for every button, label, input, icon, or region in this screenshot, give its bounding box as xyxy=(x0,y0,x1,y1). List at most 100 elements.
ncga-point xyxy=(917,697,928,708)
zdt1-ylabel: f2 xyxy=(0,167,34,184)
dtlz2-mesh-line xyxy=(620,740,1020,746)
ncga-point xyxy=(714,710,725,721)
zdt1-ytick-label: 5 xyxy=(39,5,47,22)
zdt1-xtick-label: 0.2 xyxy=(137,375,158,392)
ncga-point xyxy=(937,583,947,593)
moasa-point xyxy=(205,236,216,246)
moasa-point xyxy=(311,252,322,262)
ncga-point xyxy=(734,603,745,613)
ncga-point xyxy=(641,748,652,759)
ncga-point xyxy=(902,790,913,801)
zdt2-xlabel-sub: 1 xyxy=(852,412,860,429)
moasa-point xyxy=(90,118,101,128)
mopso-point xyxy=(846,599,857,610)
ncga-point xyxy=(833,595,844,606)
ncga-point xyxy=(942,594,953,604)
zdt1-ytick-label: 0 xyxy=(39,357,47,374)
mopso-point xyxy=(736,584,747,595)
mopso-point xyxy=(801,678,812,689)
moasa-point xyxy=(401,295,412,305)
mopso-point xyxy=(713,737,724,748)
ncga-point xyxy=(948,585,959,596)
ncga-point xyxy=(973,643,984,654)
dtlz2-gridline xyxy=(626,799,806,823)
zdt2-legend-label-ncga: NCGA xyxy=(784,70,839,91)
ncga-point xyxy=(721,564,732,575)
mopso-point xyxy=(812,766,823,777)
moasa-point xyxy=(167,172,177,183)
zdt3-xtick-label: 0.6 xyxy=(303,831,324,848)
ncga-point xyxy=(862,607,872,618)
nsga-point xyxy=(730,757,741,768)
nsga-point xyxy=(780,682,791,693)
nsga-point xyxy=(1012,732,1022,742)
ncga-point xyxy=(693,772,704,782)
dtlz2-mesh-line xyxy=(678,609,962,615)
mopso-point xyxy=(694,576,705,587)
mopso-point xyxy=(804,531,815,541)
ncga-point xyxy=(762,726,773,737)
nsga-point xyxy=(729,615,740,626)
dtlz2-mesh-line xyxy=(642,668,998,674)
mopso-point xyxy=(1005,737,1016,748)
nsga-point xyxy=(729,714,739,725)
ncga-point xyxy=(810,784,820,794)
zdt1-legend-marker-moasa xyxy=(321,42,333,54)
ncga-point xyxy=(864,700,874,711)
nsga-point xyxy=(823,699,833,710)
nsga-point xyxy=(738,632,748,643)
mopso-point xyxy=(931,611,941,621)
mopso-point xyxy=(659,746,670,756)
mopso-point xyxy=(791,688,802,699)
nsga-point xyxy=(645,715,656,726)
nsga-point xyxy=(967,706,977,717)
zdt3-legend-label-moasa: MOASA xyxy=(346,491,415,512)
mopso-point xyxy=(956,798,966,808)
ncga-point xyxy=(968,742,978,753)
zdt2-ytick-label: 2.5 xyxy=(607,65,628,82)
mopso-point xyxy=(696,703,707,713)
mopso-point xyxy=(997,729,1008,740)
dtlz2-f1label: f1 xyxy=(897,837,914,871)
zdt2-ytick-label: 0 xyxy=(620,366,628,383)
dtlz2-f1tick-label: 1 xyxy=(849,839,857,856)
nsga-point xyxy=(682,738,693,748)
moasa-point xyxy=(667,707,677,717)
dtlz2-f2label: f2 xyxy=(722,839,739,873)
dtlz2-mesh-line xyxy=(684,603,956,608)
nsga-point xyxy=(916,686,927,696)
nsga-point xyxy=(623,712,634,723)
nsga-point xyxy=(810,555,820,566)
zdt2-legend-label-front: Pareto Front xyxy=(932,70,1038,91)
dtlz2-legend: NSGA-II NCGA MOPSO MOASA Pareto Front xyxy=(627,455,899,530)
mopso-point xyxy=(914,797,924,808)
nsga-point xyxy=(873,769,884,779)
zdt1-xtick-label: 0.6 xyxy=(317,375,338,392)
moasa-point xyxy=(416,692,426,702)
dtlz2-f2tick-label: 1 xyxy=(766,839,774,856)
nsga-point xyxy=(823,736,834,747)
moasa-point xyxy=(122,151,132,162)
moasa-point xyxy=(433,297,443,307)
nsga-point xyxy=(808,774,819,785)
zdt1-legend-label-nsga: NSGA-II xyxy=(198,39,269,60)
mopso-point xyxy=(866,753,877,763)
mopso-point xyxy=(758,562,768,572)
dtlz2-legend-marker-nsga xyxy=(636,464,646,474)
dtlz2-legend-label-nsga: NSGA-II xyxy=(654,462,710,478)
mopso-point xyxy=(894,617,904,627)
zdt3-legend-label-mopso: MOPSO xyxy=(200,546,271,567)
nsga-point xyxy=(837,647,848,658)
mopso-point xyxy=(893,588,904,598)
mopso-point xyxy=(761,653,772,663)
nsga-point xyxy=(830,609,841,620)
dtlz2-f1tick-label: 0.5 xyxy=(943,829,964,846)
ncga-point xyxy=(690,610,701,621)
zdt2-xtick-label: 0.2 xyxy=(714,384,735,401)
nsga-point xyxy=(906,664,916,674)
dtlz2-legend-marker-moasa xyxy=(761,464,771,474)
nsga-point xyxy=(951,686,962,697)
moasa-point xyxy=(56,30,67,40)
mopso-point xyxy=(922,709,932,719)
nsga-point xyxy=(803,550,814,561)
::::::
= STATED EXERCISE =
Copy the records from their first line through the line containing "ncga-point xyxy=(734,603,745,613)", keeping both ends and every line as it stands.

= REPLY =
for every button, label, input, icon, or region in this screenshot, give its bounding box as xyxy=(x0,y0,x1,y1). List at most 100 elements.
ncga-point xyxy=(917,697,928,708)
zdt1-ylabel: f2 xyxy=(0,167,34,184)
dtlz2-mesh-line xyxy=(620,740,1020,746)
ncga-point xyxy=(714,710,725,721)
zdt1-ytick-label: 5 xyxy=(39,5,47,22)
zdt1-xtick-label: 0.2 xyxy=(137,375,158,392)
ncga-point xyxy=(937,583,947,593)
moasa-point xyxy=(205,236,216,246)
moasa-point xyxy=(311,252,322,262)
ncga-point xyxy=(734,603,745,613)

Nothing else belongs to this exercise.